• [Written task]
Your task is to copy every line of the entries that contains "Henkilö".
# # # #
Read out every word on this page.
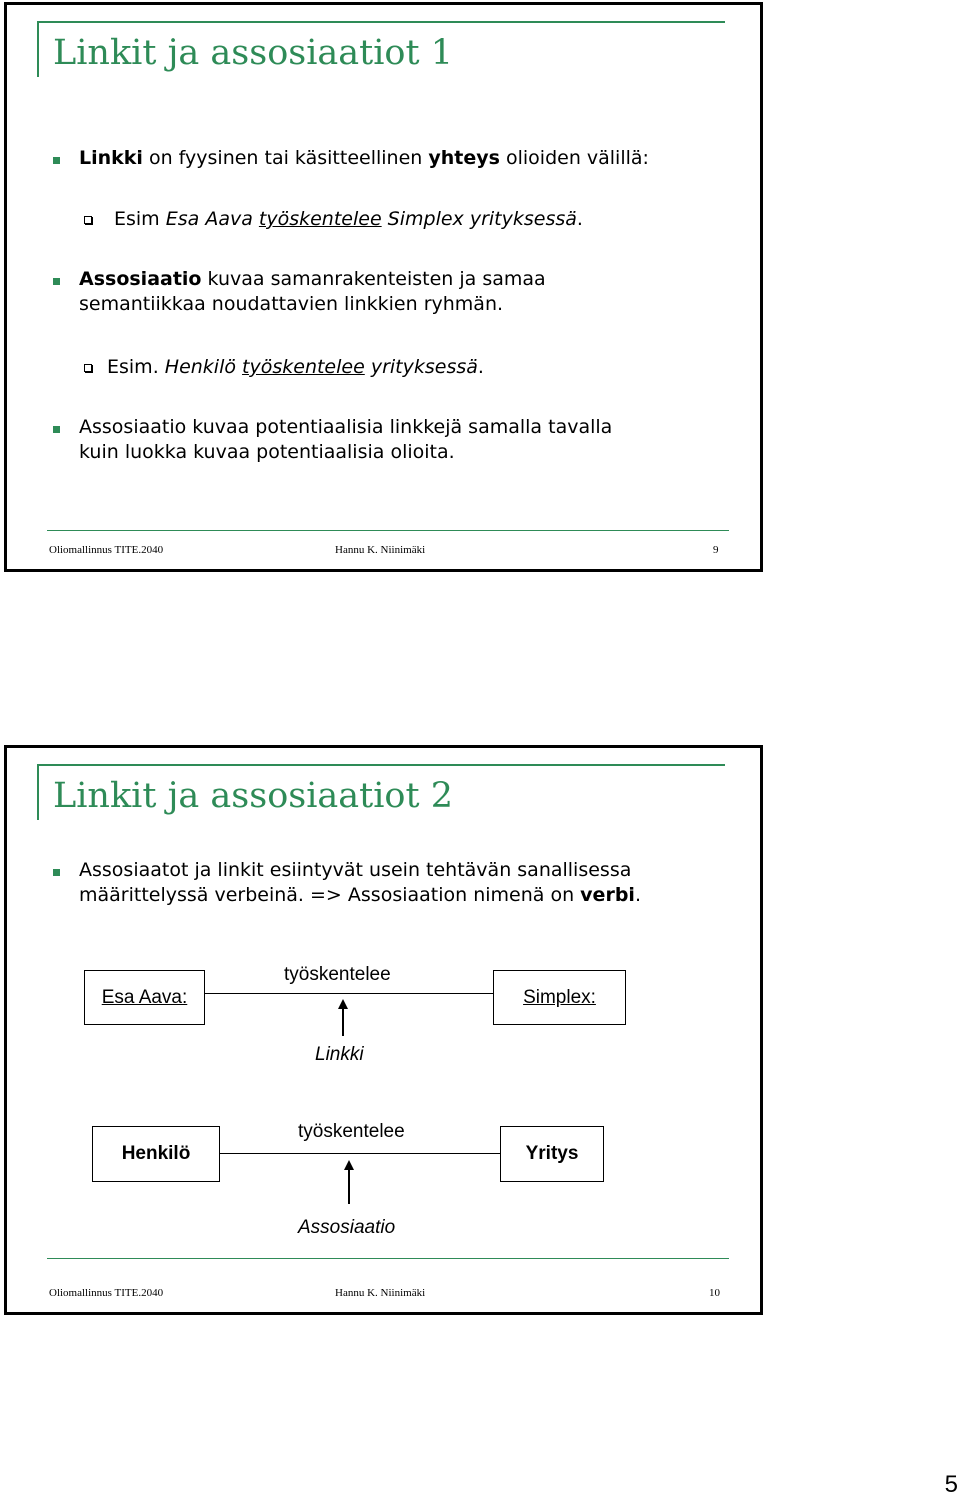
Linkit ja assosiaatiot 1
Linkki on fyysinen tai käsitteellinen yhteys olioiden välillä:
Esim Esa Aava työskentelee Simplex yrityksessä.
Assosiaatio kuvaa samanrakenteisten ja samaa
semantiikkaa noudattavien linkkien ryhmän.
Esim. Henkilö työskentelee yrityksessä.
Assosiaatio kuvaa potentiaalisia linkkejä samalla tavalla
kuin luokka kuvaa potentiaalisia olioita.
Oliomallinnus TITE.2040	Hannu K. Niinimäki	9
Linkit ja assosiaatiot 2
Assosiaatot ja linkit esiintyvät usein tehtävän sanallisessa
määrittelyssä verbeinä. => Assosiaation nimenä on verbi.
Esa Aava:
työskentelee
Simplex:
Linkki
Henkilö
työskentelee
Yritys
Assosiaatio
Oliomallinnus TITE.2040	Hannu K. Niinimäki	10
5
# # # #
• [Problem solution]
Esim. Henkilö työskentelee yrityksessä.
Henkilö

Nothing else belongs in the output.